— begin PASSAGE PROVIDED —
The K/S Press 46 (June 2000)

  • a fan explains how K/S has changed her life:
    It's changed my life a whole lot. The entire fanfiction phenomenon has changed my life in a way that I can't really fathom. It inspires me, puts me in a good mood and life's so much fun. I've never been prejudiced against gay couples or homosexual love, but after starting to read slash, I think I've become even more accepting. I'm beginning also to understand how difficult it must be to be gay and out in this world. I'm not telling just anyone about my interest in K/S exactly... And this although it is one of the most fulfilling aspects of my life. It's sad, but true.
  • a fan admits to reading K/S zines in many places, including church, explains what K/S means to her:
    K/S has changed my life forever. I relate to Kirk and Spock more than anything else, besides God, I think. I live, eat, and breathe it. It has enriched my life in many ways and has shown me the way to our human condition and loving unconditionally.
  • a fan wonders:
    I voted for the Stiffie awards online for both K/S and Blake's 7. I am wondering how they prevent "ballot box stuffing" since they don't ask for any ID when you vote. For the FanQs, I had a snail mail ballot. If you vote online for the FanQs, do they require identification or not?
  • regarding whether Kirk and Spock being gay:
    [J] mentioned in particular the old idea that some people insist that Spock and Kirk are definitely not gay and are only interested in each other because of true love which can transcend gender. I know when this idea was raised (but not specifically about Kirk and Spock) at Minotaur's talks at Escapade it really got hooted. This may not be true, but I think some people who use this interpretation are a little homophobic or feel that by saying the characters are gay that somehow they have made them less masculine. In reality, I suspect that very few straight people ever get into a homosexual relationship. More than likely, the so-called heterosexual person is really bisexual and just didn't realize it for whatever reasons. Supposedly, there are more bisexuals than we would think. Society tends to teach heterosexuality, so one's natural inclinations can be thwarted by one's upbringing and society's expectations.
  • about the gay thing:
    The excellent comments in the last KSP really set me to thinking about the question of whether Kirk and Spock are gay. I have always assumed that Kirk is either heterosexual or possibly bisexual, and that Spock is probably heterosexual— until he falls in love with Kirk, that is! Getting a handle on this question can be harder than you expect because there are so many variables and unknowns. Do we consider only the events shown in aired Trek? That’s a reasonable approach, I suppose, but to me it seems unnecessarily limiting since our fandom is all about imagining what else might happen to Kirk and Spock in past, present, and future.
  • a fan describes some of her writing process:
    Recently, I’ve been discussing an experience I’ve been having while writing K/S. I visualize a movie playing in my mind as I write a scene. A friend likened it to a VCR playing with “jog shuttle”! I love that—it’s a little dial on the remote control that you can turn to forward or rewind frame by frame. I watch as Kirk and Spock stand in a kitchen (don’t get scared—no housekeeping involved) and Kirk hands Spock a mug of coffee. I rewrite and the movie/tape rewinds as Kirk’s hand comes back with the mug and then is replaced with a coffee pot. The movie starts again as he reaches forward to pour some coffee into Spock’s mug, when I rewrite and the movie rewinds and the coffee pours back into the pot and Kirk’s arm goes back and he steps backward. Then it’s a mug again and the movie starts forward and Kirk hands it to Spock again!
— end PASSAGE PROVIDED —
SHORT TASK 1
Write out the listing line for line, covering the stretch from its first line through the line that contains "x-tick-label: 0.1 [283, 266, 298, 278]".
— begin RECORDS —
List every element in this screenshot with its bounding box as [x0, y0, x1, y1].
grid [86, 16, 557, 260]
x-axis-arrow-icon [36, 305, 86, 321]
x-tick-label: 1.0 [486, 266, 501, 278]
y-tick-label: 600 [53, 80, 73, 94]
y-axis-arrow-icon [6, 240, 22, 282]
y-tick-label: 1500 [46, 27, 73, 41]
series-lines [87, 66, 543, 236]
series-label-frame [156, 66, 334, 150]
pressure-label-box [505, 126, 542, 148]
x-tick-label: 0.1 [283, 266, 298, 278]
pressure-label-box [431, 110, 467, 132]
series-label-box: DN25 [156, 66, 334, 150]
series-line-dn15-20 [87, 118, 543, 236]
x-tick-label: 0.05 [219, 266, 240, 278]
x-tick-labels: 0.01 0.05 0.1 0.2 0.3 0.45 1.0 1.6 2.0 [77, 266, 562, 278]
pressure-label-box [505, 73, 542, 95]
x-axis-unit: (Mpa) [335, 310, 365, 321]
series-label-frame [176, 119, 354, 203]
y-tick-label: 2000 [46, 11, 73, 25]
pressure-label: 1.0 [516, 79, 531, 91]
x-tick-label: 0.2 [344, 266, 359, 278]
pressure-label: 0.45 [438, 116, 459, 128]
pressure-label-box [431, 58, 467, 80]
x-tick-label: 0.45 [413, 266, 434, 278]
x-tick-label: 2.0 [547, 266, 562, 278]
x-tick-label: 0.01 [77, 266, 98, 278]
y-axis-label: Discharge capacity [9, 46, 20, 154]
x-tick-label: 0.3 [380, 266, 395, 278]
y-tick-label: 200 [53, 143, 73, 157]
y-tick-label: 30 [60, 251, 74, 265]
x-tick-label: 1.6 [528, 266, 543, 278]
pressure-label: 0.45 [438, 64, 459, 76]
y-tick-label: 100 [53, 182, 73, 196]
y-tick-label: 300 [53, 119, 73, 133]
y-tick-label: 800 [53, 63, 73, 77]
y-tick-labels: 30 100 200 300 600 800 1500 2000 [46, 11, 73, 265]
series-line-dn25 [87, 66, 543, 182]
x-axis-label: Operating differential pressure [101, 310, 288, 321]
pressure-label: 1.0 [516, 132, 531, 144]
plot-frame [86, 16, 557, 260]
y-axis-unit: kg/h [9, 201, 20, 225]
— end RECORDS —
SHORT TASK 2
In the K/S Press excerpt, list the verbs the fan who reads zines in church uses to say how completely K/S fills her life.

WORKED SOLUTION 1
List every element in this screenshot with its bounding box as [x0, y0, x1, y1].
grid [86, 16, 557, 260]
x-axis-arrow-icon [36, 305, 86, 321]
x-tick-label: 1.0 [486, 266, 501, 278]
y-tick-label: 600 [53, 80, 73, 94]
y-axis-arrow-icon [6, 240, 22, 282]
y-tick-label: 1500 [46, 27, 73, 41]
series-lines [87, 66, 543, 236]
series-label-frame [156, 66, 334, 150]
pressure-label-box [505, 126, 542, 148]
x-tick-label: 0.1 [283, 266, 298, 278]

WORKED SOLUTION 2
live, eat, breathe